What is being asked |
All lines holding the string "abweichen" are to be shown.

Figure dataset records:
* begin *

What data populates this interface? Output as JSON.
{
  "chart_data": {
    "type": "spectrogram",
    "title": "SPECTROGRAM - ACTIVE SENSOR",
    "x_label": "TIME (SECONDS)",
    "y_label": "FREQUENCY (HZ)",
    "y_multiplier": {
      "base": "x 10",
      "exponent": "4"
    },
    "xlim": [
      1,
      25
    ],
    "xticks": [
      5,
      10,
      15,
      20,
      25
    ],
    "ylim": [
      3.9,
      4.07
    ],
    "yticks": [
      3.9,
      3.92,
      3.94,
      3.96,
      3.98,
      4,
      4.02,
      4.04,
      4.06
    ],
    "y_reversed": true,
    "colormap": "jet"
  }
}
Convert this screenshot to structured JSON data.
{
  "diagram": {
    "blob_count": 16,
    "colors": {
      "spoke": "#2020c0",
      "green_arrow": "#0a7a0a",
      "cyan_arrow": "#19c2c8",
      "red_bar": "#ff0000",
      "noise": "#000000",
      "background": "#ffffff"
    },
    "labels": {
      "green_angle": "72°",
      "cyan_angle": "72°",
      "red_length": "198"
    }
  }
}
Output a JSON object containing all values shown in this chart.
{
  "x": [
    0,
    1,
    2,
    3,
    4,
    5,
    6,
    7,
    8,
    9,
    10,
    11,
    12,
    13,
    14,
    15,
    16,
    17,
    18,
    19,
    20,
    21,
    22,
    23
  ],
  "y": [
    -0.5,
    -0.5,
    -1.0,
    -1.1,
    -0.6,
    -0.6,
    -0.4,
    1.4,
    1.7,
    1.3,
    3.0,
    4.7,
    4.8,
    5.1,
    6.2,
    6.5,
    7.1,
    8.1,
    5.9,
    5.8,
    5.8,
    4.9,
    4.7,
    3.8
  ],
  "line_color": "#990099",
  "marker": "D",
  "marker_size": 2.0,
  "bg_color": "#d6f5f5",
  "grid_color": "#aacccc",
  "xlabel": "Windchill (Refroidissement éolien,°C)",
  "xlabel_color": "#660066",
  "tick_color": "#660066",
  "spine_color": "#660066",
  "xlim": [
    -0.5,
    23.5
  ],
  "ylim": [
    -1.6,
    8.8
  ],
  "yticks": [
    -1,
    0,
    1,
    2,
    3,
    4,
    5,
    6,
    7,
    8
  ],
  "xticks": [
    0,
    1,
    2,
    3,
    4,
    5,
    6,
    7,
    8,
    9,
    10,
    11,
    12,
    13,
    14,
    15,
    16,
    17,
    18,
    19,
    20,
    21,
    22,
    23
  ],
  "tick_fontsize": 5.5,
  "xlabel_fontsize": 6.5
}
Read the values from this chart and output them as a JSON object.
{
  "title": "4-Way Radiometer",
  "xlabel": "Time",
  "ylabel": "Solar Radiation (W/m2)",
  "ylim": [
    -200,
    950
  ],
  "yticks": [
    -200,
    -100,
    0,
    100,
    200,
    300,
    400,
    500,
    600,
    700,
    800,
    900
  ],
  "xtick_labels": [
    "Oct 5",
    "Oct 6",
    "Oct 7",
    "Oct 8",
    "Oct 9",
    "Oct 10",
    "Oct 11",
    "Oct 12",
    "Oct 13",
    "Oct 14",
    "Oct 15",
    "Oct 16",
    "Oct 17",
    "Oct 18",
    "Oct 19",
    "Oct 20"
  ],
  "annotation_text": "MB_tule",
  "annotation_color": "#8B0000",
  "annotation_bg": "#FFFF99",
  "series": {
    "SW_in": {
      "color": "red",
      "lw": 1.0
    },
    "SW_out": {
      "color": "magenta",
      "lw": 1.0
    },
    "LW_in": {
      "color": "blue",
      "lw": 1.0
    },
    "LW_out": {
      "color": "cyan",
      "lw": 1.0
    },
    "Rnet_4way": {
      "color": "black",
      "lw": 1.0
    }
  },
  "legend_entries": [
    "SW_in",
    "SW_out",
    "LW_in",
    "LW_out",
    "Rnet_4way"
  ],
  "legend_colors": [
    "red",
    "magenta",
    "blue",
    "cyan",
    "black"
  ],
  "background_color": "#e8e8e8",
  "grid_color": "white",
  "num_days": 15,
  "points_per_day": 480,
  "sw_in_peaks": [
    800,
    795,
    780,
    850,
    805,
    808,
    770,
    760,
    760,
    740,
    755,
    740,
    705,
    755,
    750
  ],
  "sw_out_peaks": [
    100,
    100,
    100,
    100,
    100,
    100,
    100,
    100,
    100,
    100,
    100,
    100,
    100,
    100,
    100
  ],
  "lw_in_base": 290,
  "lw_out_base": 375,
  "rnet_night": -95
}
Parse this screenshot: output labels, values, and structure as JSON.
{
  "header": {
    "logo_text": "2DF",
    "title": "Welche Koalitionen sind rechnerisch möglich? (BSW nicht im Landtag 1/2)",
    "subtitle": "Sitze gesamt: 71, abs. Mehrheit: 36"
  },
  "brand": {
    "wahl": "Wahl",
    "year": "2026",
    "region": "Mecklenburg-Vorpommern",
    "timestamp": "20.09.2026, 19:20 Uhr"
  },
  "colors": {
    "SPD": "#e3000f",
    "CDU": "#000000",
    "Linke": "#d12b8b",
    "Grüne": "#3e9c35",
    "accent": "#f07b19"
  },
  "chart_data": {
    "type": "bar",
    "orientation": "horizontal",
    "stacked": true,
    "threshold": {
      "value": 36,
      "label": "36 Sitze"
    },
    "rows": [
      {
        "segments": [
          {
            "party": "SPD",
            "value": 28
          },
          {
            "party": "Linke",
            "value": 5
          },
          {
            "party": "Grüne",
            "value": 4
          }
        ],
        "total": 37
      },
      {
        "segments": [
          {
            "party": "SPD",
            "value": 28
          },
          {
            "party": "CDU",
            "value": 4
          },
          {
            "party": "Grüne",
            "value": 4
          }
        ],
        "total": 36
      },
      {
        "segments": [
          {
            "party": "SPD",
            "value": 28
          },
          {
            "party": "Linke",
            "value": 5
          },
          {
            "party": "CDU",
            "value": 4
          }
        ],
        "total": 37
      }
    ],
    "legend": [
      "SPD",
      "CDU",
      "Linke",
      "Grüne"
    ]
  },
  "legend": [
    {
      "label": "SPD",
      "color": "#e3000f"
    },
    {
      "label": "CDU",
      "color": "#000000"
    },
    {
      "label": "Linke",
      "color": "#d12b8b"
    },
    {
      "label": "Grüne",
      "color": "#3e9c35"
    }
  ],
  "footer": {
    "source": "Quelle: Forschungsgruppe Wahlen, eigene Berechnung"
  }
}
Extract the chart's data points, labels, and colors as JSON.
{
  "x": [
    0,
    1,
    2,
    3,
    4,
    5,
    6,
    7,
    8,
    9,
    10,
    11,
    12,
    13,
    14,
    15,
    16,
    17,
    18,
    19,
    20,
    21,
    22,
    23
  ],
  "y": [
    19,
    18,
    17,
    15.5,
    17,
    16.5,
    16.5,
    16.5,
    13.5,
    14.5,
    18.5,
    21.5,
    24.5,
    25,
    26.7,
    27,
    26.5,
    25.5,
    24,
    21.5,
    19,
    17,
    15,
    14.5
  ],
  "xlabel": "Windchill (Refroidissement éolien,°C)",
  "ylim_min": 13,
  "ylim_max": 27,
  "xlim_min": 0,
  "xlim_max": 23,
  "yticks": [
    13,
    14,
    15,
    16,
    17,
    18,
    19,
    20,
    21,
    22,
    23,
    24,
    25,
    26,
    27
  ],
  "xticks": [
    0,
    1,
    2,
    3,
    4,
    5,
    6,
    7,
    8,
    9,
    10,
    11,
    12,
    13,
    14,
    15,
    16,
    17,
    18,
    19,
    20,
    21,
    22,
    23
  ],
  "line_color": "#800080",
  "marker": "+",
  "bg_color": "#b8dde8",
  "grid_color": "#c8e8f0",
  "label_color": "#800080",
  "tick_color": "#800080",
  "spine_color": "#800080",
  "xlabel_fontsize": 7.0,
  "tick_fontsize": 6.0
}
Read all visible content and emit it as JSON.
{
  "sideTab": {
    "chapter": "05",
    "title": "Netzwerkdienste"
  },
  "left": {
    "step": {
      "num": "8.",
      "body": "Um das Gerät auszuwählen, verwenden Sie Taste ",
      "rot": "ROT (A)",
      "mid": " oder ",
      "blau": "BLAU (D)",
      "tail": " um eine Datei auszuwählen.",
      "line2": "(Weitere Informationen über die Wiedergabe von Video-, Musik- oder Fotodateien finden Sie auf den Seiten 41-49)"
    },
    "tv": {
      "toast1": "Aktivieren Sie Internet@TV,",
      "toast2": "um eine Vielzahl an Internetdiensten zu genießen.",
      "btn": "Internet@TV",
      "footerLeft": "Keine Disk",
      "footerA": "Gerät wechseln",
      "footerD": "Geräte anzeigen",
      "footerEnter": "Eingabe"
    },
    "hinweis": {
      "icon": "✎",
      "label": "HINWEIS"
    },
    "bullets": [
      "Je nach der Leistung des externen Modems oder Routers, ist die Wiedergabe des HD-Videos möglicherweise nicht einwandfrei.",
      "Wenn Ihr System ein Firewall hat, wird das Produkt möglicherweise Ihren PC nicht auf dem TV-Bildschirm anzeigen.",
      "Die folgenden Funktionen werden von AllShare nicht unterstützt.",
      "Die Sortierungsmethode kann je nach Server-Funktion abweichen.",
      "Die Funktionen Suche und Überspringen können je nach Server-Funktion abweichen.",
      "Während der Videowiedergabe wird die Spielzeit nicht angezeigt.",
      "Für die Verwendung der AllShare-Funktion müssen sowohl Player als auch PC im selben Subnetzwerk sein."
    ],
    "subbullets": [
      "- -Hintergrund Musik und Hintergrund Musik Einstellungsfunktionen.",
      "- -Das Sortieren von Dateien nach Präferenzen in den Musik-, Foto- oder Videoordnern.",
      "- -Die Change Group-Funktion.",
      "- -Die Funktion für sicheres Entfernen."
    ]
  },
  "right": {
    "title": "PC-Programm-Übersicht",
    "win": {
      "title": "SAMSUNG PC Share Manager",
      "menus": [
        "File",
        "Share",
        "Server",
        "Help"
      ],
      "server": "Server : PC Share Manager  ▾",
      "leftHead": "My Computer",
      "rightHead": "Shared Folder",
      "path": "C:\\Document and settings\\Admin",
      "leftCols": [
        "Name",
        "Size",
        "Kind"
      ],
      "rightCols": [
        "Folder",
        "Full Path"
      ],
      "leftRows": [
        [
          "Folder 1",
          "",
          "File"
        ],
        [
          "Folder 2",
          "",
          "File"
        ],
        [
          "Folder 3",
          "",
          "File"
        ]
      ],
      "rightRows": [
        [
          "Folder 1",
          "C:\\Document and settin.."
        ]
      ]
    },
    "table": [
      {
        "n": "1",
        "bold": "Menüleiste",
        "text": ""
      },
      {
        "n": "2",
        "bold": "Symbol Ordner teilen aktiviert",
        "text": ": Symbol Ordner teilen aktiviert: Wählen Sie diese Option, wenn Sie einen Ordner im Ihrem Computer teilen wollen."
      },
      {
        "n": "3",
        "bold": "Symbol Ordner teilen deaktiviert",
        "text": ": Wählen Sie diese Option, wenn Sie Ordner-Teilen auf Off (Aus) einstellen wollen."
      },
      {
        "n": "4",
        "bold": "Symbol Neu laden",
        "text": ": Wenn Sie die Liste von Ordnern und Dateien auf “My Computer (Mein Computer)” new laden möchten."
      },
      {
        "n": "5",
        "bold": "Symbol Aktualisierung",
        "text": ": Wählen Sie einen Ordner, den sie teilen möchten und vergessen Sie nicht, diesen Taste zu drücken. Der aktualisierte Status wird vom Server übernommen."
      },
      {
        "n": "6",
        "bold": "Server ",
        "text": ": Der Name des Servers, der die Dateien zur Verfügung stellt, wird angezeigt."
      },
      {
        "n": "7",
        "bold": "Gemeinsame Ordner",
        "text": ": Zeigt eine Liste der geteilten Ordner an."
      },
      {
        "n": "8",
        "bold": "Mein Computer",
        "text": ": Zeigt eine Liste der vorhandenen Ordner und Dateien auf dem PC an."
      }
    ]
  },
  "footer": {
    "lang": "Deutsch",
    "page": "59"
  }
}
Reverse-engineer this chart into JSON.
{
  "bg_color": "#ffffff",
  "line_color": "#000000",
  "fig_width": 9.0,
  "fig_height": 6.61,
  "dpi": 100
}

* end *

Completed task |
      "Die Sortierungsmethode kann je nach Server-Funktion abweichen.",
      "Die Funktionen Suche und Überspringen können je nach Server-Funktion abweichen.",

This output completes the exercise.